> **Exercise brief**:
Restate the entire listing word for word.

> **Source material**:
+---+
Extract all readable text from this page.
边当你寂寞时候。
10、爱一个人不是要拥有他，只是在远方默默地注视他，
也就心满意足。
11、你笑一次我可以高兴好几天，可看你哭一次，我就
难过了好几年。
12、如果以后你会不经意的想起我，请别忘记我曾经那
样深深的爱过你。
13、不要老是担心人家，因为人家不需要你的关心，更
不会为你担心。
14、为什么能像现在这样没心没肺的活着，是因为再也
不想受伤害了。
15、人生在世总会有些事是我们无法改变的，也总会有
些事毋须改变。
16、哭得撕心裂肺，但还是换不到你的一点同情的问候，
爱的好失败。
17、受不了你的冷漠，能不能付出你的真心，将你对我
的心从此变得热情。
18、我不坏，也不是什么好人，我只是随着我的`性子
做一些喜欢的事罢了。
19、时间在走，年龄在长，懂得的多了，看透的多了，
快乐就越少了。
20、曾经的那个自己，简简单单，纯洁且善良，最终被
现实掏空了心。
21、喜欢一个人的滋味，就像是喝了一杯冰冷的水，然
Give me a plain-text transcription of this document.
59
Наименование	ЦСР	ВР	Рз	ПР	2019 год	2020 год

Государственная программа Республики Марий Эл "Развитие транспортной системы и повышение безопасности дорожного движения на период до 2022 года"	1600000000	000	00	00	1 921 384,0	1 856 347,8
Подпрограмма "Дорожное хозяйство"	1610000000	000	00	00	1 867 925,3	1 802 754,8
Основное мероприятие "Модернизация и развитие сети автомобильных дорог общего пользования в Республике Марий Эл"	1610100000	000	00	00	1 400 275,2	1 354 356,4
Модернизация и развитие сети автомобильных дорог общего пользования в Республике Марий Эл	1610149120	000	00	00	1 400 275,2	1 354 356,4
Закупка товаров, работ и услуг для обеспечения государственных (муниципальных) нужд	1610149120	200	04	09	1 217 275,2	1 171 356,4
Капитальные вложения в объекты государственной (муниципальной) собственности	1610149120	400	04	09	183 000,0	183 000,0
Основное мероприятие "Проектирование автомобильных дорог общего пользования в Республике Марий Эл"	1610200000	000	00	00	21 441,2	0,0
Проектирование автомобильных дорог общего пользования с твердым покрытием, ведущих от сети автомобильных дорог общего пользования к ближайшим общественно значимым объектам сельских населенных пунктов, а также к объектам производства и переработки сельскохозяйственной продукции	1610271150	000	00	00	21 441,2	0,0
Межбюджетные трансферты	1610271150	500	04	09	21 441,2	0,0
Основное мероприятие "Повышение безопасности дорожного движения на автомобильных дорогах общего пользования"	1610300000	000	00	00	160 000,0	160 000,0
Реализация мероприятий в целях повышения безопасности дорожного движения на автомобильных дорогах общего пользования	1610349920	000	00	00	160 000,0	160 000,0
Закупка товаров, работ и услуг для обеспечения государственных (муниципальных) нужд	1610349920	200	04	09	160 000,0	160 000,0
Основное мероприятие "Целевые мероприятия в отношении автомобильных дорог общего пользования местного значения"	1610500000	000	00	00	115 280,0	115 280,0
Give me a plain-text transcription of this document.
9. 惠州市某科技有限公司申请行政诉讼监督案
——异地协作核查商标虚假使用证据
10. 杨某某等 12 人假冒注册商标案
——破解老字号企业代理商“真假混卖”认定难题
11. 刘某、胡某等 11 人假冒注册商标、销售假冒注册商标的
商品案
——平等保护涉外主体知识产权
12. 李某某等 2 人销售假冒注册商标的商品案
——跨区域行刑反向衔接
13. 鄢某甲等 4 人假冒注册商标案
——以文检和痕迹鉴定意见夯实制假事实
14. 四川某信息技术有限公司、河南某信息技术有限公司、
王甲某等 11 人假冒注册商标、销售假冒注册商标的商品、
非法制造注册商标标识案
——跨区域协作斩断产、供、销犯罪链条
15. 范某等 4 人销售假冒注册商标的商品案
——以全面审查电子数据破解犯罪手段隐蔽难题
+---+
> **Task output**:
Extract all readable text from this page.
边当你寂寞时候。
10、爱一个人不是要拥有他，只是在远方默默地注视他，
也就心满意足。
11、你笑一次我可以高兴好几天，可看你哭一次，我就
难过了好几年。
12、如果以后你会不经意的想起我，请别忘记我曾经那
样深深的爱过你。
13、不要老是担心人家，因为人家不需要你的关心，更
不会为你担心。
14、为什么能像现在这样没心没肺的活着，是因为再也
不想受伤害了。
15、人生在世总会有些事是我们无法改变的，也总会有
些事毋须改变。
16、哭得撕心裂肺，但还是换不到你的一点同情的问候，
爱的好失败。
17、受不了你的冷漠，能不能付出你的真心，将你对我
的心从此变得热情。
18、我不坏，也不是什么好人，我只是随着我的`性子
做一些喜欢的事罢了。
19、时间在走，年龄在长，懂得的多了，看透的多了，
快乐就越少了。
20、曾经的那个自己，简简单单，纯洁且善良，最终被
现实掏空了心。
21、喜欢一个人的滋味，就像是喝了一杯冰冷的水，然
Give me a plain-text transcription of this document.
59
Наименование	ЦСР	ВР	Рз	ПР	2019 год	2020 год

Государственная программа Республики Марий Эл "Развитие транспортной системы и повышение безопасности дорожного движения на период до 2022 года"	1600000000	000	00	00	1 921 384,0	1 856 347,8
Подпрограмма "Дорожное хозяйство"	1610000000	000	00	00	1 867 925,3	1 802 754,8
Основное мероприятие "Модернизация и развитие сети автомобильных дорог общего пользования в Республике Марий Эл"	1610100000	000	00	00	1 400 275,2	1 354 356,4
Модернизация и развитие сети автомобильных дорог общего пользования в Республике Марий Эл	1610149120	000	00	00	1 400 275,2	1 354 356,4
Закупка товаров, работ и услуг для обеспечения государственных (муниципальных) нужд	1610149120	200	04	09	1 217 275,2	1 171 356,4
Капитальные вложения в объекты государственной (муниципальной) собственности	1610149120	400	04	09	183 000,0	183 000,0
Основное мероприятие "Проектирование автомобильных дорог общего пользования в Республике Марий Эл"	1610200000	000	00	00	21 441,2	0,0
Проектирование автомобильных дорог общего пользования с твердым покрытием, ведущих от сети автомобильных дорог общего пользования к ближайшим общественно значимым объектам сельских населенных пунктов, а также к объектам производства и переработки сельскохозяйственной продукции	1610271150	000	00	00	21 441,2	0,0
Межбюджетные трансферты	1610271150	500	04	09	21 441,2	0,0
Основное мероприятие "Повышение безопасности дорожного движения на автомобильных дорогах общего пользования"	1610300000	000	00	00	160 000,0	160 000,0
Реализация мероприятий в целях повышения безопасности дорожного движения на автомобильных дорогах общего пользования	1610349920	000	00	00	160 000,0	160 000,0
Закупка товаров, работ и услуг для обеспечения государственных (муниципальных) нужд	1610349920	200	04	09	160 000,0	160 000,0
Основное мероприятие "Целевые мероприятия в отношении автомобильных дорог общего пользования местного значения"	1610500000	000	00	00	115 280,0	115 280,0
Give me a plain-text transcription of this document.
9. 惠州市某科技有限公司申请行政诉讼监督案
——异地协作核查商标虚假使用证据
10. 杨某某等 12 人假冒注册商标案
——破解老字号企业代理商“真假混卖”认定难题
11. 刘某、胡某等 11 人假冒注册商标、销售假冒注册商标的
商品案
——平等保护涉外主体知识产权
12. 李某某等 2 人销售假冒注册商标的商品案
——跨区域行刑反向衔接
13. 鄢某甲等 4 人假冒注册商标案
——以文检和痕迹鉴定意见夯实制假事实
14. 四川某信息技术有限公司、河南某信息技术有限公司、
王甲某等 11 人假冒注册商标、销售假冒注册商标的商品、
非法制造注册商标标识案
——跨区域协作斩断产、供、销犯罪链条
15. 范某等 4 人销售假冒注册商标的商品案
——以全面审查电子数据破解犯罪手段隐蔽难题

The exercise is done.